### YOUR OBJECTIVE:
Search the data for the word "this". Reproduce every line where it is found.

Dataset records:
--------

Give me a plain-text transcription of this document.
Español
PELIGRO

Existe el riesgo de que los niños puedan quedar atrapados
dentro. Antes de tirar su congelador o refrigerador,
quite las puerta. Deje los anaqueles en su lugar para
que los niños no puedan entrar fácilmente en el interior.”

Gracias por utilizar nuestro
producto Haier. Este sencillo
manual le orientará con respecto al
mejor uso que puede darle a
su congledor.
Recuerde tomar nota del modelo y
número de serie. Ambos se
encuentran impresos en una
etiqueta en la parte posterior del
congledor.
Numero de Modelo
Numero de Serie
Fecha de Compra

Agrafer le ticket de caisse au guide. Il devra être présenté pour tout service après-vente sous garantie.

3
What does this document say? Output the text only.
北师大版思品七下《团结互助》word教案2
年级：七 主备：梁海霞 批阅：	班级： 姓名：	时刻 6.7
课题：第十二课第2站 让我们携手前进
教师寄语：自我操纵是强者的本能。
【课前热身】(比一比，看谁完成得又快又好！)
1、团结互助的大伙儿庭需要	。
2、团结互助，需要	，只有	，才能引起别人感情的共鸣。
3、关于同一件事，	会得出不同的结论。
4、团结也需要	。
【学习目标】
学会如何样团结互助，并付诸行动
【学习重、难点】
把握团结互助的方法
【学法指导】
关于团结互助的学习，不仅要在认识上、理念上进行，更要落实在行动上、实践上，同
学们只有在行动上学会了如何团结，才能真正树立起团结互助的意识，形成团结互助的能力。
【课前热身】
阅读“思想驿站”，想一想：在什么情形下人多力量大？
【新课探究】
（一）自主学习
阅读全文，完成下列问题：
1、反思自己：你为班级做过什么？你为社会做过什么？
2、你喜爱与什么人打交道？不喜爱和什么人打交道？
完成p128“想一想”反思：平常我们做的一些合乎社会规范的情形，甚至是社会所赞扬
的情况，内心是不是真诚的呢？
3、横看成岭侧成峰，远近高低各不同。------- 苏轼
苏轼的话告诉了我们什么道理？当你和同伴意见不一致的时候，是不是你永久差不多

--------

### COMPLETE RESPONSE:
Give me a plain-text transcription of this document.
What does this document say? Output the text only.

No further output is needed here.